-- What is asked --
Give every line of the data again, unchanged, but with no pictures.

-- Supplied material --
-- start --

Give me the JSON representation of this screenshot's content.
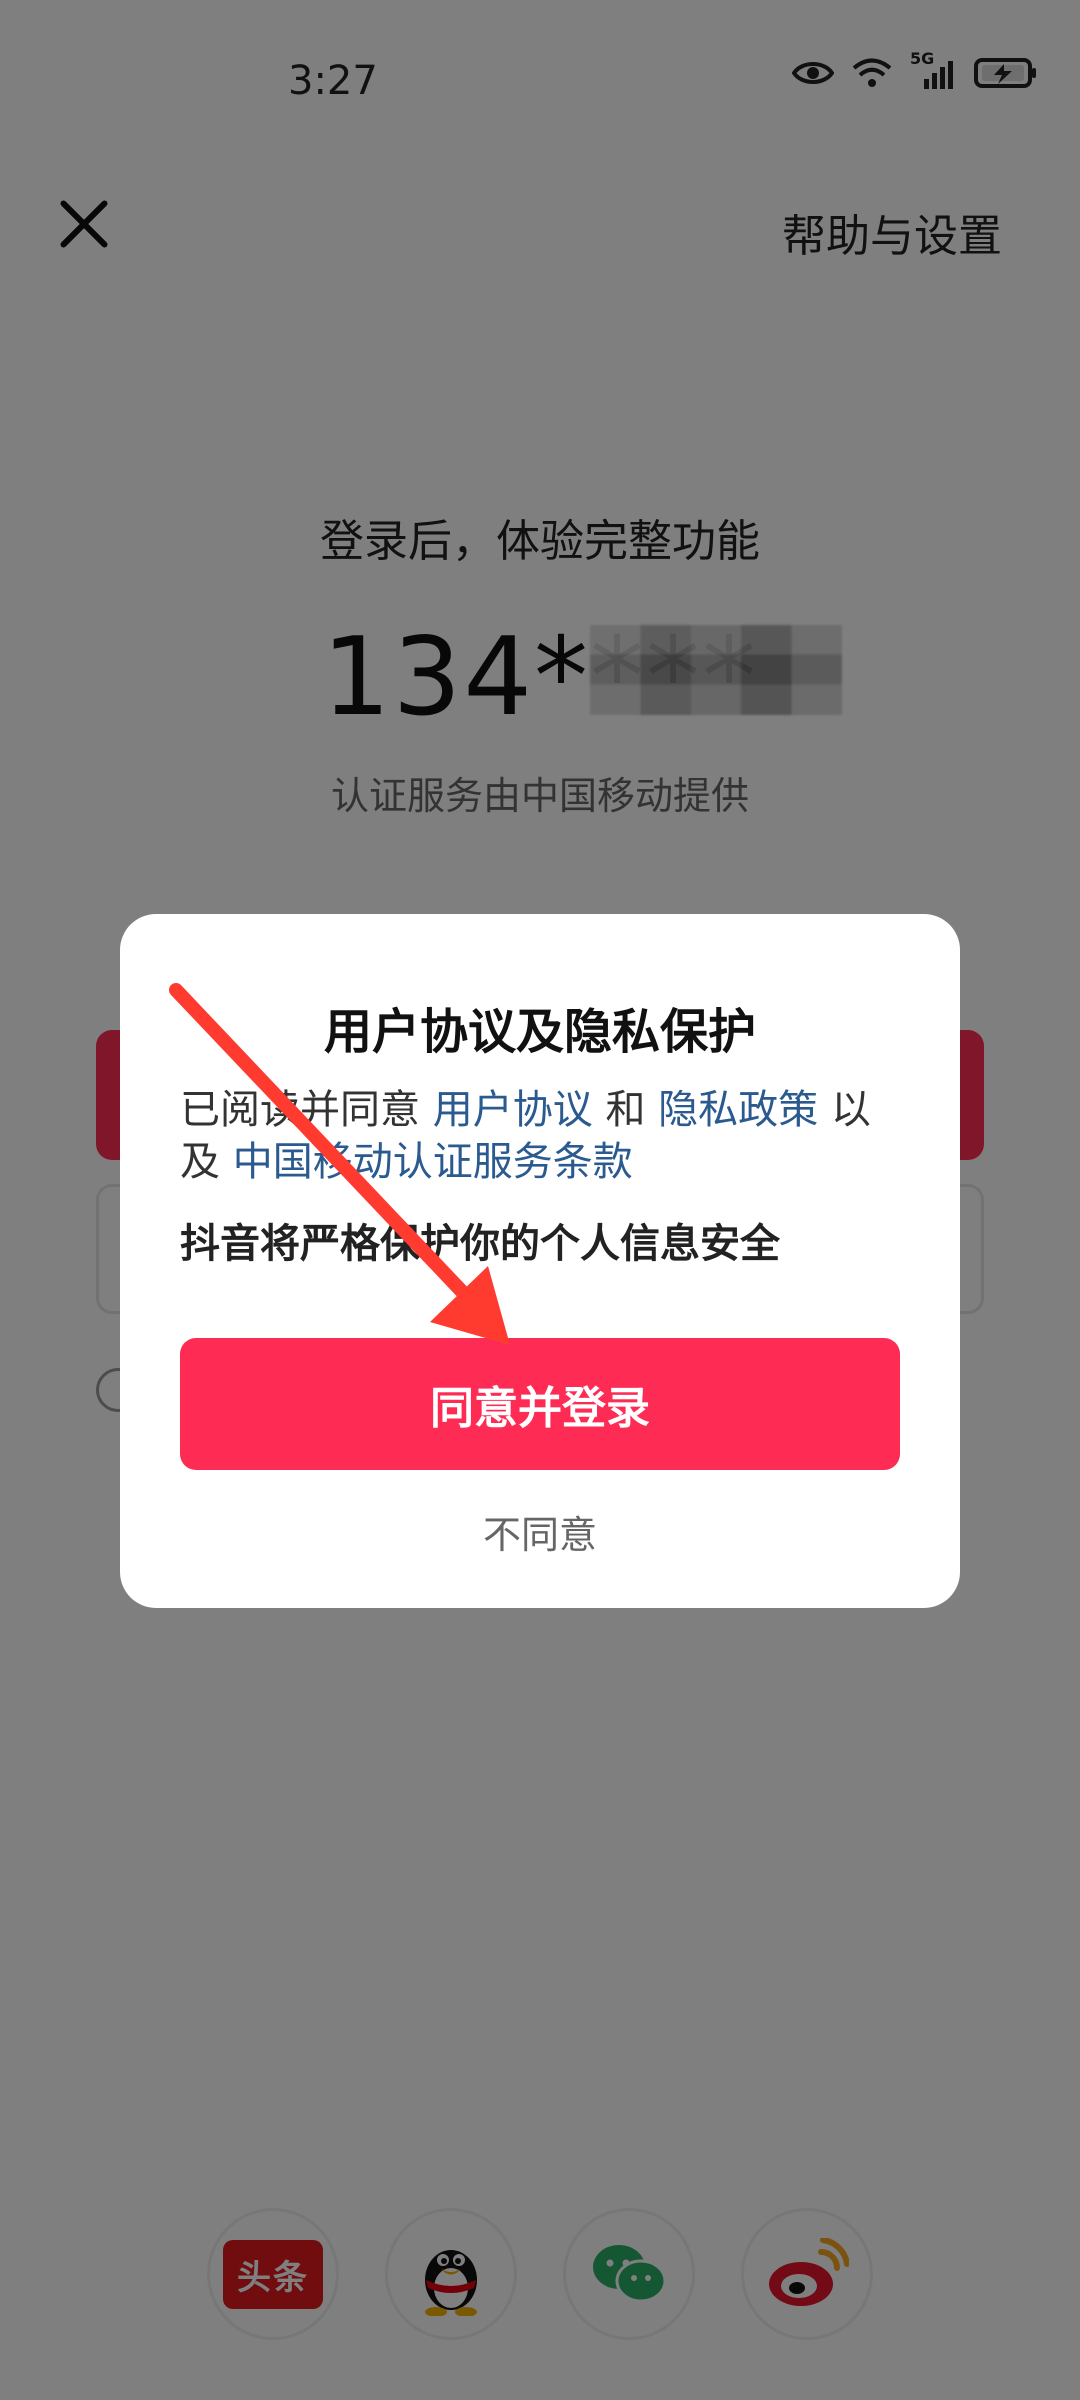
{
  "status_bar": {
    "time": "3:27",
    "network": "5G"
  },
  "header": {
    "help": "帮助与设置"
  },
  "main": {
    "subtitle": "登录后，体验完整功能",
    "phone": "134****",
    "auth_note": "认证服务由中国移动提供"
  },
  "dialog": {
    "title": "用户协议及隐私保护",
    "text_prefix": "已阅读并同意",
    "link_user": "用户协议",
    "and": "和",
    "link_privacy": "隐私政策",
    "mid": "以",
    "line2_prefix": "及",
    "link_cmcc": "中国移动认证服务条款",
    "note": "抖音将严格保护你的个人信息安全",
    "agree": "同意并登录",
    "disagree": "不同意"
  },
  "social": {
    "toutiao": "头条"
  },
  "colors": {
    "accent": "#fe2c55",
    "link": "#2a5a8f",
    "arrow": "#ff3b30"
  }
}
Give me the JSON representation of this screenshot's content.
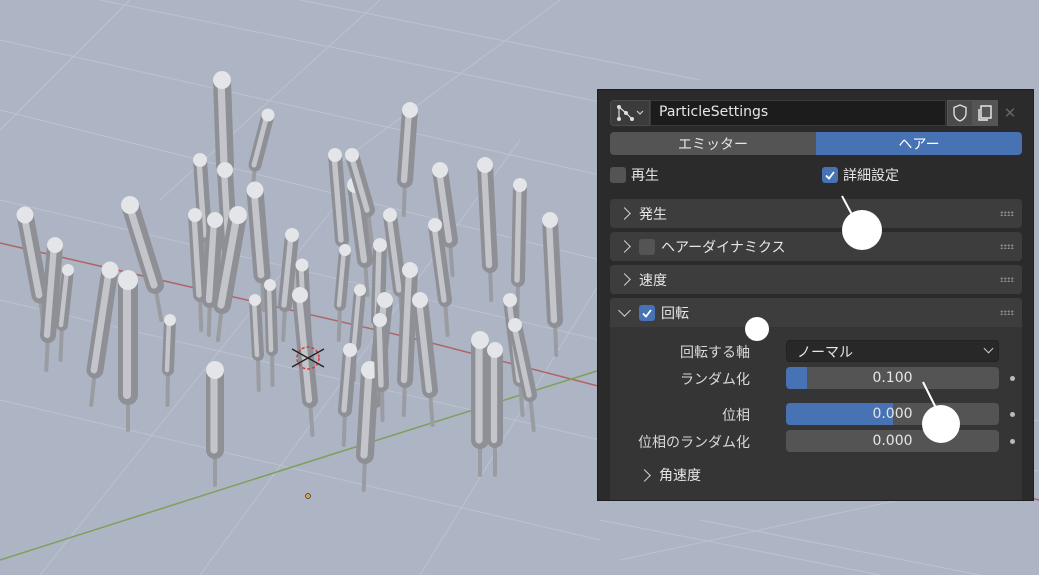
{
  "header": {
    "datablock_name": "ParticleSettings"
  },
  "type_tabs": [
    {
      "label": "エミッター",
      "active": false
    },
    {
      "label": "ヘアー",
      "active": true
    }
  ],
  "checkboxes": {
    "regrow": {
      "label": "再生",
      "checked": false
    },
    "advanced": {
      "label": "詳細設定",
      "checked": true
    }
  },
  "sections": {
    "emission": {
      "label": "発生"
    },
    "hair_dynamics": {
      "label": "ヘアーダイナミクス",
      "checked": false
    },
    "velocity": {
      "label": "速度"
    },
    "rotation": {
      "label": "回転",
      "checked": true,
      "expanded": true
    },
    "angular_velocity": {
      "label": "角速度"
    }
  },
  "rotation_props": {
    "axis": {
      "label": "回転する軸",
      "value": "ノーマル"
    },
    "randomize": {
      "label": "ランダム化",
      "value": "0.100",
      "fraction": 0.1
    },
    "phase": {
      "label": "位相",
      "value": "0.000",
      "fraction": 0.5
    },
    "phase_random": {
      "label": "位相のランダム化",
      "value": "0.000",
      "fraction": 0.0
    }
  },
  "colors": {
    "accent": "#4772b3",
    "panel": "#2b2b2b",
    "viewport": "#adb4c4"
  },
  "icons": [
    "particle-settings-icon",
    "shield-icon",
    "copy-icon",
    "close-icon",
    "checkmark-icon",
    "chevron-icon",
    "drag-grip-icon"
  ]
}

-- end --

-- Solution --
Give me the JSON representation of this screenshot's content.
{
  "status_bar": {
    "time": "3:27",
    "network": "5G"
  },
  "header": {
    "help": "帮助与设置"
  },
  "main": {
    "subtitle": "登录后，体验完整功能",
    "phone": "134****",
    "auth_note": "认证服务由中国移动提供"
  },
  "dialog": {
    "title": "用户协议及隐私保护",
    "text_prefix": "已阅读并同意",
    "link_user": "用户协议",
    "and": "和",
    "link_privacy": "隐私政策",
    "mid": "以",
    "line2_prefix": "及",
    "link_cmcc": "中国移动认证服务条款",
    "note": "抖音将严格保护你的个人信息安全",
    "agree": "同意并登录",
    "disagree": "不同意"
  },
  "social": {
    "toutiao": "头条"
  },
  "colors": {
    "accent": "#fe2c55",
    "link": "#2a5a8f",
    "arrow": "#ff3b30"
  }
}
Give me the JSON representation of this screenshot's content.
{
  "header": {
    "datablock_name": "ParticleSettings"
  },
  "type_tabs": [
    {
      "label": "エミッター",
      "active": false
    },
    {
      "label": "ヘアー",
      "active": true
    }
  ],
  "checkboxes": {
    "regrow": {
      "label": "再生",
      "checked": false
    },
    "advanced": {
      "label": "詳細設定",
      "checked": true
    }
  },
  "sections": {
    "emission": {
      "label": "発生"
    },
    "hair_dynamics": {
      "label": "ヘアーダイナミクス",
      "checked": false
    },
    "velocity": {
      "label": "速度"
    },
    "rotation": {
      "label": "回転",
      "checked": true,
      "expanded": true
    },
    "angular_velocity": {
      "label": "角速度"
    }
  },
  "rotation_props": {
    "axis": {
      "label": "回転する軸",
      "value": "ノーマル"
    },
    "randomize": {
      "label": "ランダム化",
      "value": "0.100",
      "fraction": 0.1
    },
    "phase": {
      "label": "位相",
      "value": "0.000",
      "fraction": 0.5
    },
    "phase_random": {
      "label": "位相のランダム化",
      "value": "0.000",
      "fraction": 0.0
    }
  },
  "colors": {
    "accent": "#4772b3",
    "panel": "#2b2b2b",
    "viewport": "#adb4c4"
  },
  "icons": [
    "particle-settings-icon",
    "shield-icon",
    "copy-icon",
    "close-icon",
    "checkmark-icon",
    "chevron-icon",
    "drag-grip-icon"
  ]
}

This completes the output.